--- Start of Document segment ---
The budget deficit figure is appealing, because, in a single number it summarises the complexity of policy decisions. But to use it as an unambiguous summary of discretionary fiscal policy choices, we need to separate the impact of the business cycle (the cyclical component) from the impact of the policy choices (the structural component).
How do we calculate the structural component? We define some notional full employment/unemployment rate, and using the current policy settings we work out what the budget outcome would be (with the implied higher tax revenue and lower transfer outlays).[Comment: original draft had these extra sentences]:
Defining full employment is highly controversial and the economic rationalists use a concept referred to as the NAIRU (Non-Accelerating-Rate-of-Unemployment) which they claim is unchanging in the face of the business cycle but defines the unemployment rate consistent with stable inflation.
The concept has evaded empirical scrutiny and fails to consider the so-called structural changes in the labour market (skill obsolescence) that themselves cyclical in origin but reversible. The attempts to empirically define the NAIRU produce outcomes that appear to track the actual unemployment rate up and down which makes the concept fairly useless as a guide to policy.
Full employment should always be defined in terms of the number of jobs that are needed to satisfy the desires of the workers for jobs.
--- End of Document segment ---
Tasks to carry out:
a) In the passage on the budget deficit, what must be separated from the impact of policy choices before the deficit can serve as an unambiguous summary of discretionary fiscal policy?
b) Does each statement agree with the passage on the budget deficit? (i) The structural component is worked out under current policy settings. (ii) Empirical attempts to define the NAIRU give results that stay fixed while actual unemployment moves. (iii) The passage holds that full employment should be defined as the unemployment rate consistent with stable inflation.
c) Reproduce the passage on the budget deficit from "The concept has" to "guide to policy.".
--- Start of Dataset content ---
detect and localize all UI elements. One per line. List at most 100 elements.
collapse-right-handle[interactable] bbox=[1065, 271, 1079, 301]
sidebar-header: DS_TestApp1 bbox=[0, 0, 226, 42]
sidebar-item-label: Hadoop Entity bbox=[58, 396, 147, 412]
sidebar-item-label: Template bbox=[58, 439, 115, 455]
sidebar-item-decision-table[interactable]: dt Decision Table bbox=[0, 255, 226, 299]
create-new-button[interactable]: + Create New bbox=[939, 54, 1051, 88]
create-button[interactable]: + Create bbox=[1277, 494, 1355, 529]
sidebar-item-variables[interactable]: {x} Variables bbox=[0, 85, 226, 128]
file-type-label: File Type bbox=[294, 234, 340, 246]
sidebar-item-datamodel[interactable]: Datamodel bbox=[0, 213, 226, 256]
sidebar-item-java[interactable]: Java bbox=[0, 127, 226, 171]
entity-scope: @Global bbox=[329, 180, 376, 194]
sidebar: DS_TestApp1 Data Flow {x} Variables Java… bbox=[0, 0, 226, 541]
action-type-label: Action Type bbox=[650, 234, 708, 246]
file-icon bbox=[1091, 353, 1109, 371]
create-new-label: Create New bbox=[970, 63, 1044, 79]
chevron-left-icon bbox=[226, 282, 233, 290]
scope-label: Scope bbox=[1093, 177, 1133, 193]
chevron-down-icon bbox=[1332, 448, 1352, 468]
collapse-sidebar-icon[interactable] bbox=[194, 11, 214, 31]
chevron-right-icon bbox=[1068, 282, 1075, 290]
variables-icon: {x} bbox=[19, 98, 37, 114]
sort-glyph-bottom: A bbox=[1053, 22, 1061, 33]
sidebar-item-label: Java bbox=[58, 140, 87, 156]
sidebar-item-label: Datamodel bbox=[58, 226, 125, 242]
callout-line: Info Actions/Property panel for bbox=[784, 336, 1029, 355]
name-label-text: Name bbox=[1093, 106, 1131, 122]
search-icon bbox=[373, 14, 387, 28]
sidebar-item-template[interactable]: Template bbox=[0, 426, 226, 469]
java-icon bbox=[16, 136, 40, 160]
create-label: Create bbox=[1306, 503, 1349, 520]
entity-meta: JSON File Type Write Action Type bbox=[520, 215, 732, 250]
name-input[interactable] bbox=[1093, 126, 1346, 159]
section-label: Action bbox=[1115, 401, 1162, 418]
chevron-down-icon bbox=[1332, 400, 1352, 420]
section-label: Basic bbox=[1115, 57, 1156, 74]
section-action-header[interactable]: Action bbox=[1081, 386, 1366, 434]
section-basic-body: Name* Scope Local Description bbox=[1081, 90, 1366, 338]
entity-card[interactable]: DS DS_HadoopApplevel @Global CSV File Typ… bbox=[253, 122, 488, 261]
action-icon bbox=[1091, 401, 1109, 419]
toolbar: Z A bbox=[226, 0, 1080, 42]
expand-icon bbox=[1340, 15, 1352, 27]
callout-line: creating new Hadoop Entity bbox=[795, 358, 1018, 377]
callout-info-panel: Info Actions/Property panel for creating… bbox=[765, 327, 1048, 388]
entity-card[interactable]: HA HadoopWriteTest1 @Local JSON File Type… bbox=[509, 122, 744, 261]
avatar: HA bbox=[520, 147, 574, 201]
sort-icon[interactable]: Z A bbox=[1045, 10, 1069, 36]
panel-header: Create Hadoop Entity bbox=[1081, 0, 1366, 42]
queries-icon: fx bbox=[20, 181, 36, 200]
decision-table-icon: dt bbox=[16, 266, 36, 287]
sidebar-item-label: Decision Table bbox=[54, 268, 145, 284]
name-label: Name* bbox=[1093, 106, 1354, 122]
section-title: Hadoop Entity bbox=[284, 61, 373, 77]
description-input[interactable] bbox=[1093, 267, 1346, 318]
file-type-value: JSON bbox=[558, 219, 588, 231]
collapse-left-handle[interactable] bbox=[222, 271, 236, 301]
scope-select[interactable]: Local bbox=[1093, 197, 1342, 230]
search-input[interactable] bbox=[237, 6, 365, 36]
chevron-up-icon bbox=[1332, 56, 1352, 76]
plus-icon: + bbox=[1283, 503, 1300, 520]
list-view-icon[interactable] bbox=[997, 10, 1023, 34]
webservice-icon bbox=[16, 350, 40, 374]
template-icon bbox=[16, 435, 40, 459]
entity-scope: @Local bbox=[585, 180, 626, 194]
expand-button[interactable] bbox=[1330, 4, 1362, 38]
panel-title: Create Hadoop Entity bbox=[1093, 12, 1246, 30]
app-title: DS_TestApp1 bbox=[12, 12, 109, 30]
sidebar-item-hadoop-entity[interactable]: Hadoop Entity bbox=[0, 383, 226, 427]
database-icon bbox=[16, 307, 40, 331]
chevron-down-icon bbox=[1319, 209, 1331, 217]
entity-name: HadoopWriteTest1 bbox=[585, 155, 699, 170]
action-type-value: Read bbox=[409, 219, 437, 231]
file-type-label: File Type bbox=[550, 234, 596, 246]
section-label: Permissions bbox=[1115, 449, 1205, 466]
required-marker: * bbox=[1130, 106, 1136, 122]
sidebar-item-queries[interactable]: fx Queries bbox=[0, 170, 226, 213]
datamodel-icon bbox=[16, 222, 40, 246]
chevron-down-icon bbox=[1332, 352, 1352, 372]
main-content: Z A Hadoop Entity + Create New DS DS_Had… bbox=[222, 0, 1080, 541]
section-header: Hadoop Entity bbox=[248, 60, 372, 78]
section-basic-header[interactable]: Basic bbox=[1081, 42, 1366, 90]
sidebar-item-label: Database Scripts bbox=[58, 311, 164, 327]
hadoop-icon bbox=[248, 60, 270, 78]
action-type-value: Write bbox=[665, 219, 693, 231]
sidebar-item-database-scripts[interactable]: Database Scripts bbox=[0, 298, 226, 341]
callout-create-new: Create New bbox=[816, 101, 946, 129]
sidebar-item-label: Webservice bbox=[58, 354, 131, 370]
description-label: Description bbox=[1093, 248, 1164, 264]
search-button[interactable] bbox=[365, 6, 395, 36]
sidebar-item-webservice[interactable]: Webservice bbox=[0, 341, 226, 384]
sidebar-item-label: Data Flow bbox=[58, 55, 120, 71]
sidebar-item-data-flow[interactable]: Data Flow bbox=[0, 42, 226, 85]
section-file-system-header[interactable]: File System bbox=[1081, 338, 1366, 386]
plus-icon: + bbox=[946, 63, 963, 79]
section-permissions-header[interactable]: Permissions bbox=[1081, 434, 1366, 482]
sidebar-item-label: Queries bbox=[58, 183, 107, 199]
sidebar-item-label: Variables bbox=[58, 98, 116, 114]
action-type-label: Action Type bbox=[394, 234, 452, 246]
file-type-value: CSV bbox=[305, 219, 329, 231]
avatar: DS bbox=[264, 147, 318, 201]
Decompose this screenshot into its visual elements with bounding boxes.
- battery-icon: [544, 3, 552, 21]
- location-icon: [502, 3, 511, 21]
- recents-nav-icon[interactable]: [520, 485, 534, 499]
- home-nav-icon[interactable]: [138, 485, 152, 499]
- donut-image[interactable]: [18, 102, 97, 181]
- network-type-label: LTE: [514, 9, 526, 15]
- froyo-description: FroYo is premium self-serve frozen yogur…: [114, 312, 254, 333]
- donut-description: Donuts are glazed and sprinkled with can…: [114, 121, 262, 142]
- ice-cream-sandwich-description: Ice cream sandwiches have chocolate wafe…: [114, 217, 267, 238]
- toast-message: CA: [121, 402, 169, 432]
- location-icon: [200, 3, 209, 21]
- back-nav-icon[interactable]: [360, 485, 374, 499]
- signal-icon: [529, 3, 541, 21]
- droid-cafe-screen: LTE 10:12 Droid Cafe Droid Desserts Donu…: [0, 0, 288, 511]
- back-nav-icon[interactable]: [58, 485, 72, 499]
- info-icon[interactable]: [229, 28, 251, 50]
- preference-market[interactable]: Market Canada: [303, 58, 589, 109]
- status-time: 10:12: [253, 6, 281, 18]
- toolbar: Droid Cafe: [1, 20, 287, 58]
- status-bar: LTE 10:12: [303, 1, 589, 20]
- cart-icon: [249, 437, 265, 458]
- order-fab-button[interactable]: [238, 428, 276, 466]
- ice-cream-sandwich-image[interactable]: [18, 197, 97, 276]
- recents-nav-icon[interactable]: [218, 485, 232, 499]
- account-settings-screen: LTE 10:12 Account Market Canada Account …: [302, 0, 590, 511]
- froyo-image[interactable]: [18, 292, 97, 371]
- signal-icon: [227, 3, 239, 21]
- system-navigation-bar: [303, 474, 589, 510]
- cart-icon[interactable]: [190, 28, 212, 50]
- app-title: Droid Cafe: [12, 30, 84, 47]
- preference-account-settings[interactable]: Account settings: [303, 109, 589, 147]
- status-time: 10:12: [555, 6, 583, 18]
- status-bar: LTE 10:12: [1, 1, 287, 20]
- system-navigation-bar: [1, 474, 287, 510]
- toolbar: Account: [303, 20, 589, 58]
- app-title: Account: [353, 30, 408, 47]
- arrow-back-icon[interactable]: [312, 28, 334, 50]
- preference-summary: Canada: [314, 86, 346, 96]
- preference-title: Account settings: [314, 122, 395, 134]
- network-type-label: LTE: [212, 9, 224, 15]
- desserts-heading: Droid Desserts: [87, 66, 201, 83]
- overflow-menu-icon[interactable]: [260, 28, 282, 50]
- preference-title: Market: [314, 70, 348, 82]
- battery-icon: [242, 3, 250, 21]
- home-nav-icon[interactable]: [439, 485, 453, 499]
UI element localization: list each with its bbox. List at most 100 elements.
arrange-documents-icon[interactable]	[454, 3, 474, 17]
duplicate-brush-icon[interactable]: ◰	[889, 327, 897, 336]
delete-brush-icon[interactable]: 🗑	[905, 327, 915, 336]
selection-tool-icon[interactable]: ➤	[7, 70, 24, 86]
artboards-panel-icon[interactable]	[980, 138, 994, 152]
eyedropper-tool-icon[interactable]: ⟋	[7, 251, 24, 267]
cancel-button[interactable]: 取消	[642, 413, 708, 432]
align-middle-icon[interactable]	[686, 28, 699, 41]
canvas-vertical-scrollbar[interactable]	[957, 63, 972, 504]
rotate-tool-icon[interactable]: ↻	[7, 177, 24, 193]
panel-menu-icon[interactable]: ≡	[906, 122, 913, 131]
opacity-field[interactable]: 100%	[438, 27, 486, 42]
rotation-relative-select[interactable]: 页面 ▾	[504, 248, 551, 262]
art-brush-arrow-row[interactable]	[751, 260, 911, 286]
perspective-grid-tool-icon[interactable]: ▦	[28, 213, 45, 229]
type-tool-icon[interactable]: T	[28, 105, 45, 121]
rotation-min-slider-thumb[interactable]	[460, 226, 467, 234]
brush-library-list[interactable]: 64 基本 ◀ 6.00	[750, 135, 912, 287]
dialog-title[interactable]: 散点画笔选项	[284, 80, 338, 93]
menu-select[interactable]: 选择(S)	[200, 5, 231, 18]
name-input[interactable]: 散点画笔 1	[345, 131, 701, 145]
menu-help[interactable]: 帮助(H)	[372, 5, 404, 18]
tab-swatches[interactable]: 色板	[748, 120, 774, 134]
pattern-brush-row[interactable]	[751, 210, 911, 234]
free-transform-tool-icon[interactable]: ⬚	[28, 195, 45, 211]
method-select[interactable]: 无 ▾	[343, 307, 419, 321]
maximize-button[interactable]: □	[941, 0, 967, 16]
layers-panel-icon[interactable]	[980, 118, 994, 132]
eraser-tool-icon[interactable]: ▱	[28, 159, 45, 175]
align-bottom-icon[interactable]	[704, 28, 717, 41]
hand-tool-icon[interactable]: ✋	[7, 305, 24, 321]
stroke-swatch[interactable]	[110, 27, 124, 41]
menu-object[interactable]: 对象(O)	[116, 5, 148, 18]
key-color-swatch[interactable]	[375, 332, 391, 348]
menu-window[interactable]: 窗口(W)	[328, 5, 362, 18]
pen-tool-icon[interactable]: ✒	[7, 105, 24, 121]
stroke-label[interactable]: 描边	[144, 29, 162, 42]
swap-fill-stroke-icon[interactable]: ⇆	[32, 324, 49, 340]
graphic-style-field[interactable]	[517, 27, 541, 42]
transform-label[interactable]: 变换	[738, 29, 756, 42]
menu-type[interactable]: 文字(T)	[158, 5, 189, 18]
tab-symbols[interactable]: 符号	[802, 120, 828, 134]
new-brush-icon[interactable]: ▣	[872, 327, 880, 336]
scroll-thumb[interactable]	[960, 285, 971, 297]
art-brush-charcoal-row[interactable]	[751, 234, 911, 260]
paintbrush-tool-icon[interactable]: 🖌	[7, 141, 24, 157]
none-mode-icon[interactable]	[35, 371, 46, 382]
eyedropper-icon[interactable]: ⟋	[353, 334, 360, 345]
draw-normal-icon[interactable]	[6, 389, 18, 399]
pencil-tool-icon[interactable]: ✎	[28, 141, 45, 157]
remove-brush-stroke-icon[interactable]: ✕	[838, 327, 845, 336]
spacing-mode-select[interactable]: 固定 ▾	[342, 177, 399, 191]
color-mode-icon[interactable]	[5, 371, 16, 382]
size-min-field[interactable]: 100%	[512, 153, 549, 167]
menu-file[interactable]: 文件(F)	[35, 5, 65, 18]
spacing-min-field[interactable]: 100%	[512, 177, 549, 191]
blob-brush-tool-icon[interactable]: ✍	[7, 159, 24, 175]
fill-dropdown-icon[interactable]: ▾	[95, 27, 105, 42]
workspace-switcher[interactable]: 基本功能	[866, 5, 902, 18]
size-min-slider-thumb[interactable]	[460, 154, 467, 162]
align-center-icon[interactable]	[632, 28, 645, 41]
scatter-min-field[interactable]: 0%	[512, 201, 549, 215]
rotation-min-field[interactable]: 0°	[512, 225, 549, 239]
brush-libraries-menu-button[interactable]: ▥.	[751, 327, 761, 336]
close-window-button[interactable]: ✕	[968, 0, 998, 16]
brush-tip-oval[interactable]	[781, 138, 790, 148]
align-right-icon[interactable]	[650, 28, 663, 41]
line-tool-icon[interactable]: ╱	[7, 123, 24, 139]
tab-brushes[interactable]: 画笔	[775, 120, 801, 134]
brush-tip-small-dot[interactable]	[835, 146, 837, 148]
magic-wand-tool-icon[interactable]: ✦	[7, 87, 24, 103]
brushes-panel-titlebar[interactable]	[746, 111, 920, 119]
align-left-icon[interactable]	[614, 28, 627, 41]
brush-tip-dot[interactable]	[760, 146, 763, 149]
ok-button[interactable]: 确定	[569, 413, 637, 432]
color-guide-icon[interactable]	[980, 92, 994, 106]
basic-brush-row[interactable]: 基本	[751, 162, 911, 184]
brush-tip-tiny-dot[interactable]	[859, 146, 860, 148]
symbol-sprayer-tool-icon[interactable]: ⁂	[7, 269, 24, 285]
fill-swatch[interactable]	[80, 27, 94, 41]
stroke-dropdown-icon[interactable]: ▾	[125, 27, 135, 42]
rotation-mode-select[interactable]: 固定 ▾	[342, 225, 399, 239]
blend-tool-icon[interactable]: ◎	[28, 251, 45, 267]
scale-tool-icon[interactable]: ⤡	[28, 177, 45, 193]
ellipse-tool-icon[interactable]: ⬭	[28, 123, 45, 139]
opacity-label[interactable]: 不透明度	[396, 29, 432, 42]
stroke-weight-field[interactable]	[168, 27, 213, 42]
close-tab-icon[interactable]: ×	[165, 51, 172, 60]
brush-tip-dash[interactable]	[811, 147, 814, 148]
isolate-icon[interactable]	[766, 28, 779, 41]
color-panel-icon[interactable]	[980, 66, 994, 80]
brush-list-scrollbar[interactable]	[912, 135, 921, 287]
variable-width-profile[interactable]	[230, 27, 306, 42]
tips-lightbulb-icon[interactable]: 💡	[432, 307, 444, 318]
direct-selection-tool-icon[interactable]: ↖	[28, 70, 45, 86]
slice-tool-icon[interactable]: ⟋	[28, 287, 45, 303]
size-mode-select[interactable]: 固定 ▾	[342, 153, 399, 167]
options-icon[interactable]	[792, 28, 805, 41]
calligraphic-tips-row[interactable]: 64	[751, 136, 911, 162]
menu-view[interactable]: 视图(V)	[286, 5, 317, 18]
--- End of Dataset content ---
Solution set:
a) The impact of the business cycle, which is the cyclical component.

b)
(i) Yes: "using the current policy settings we work out what the budget outcome would be"
(ii) No: "produce outcomes that appear to track the actual unemployment rate up and down"
(iii) No: "Full employment should always be defined in terms of the number of jobs that are needed to satisfy the desires of the workers for jobs."

c)
The concept has evaded empirical scrutiny and fails to consider the so-called structural changes in the labour market (skill obsolescence) that themselves cyclical in origin but reversible. The attempts to empirically define the NAIRU produce outcomes that appear to track the actual unemployment rate up and down which makes the concept fairly useless as a guide to policy.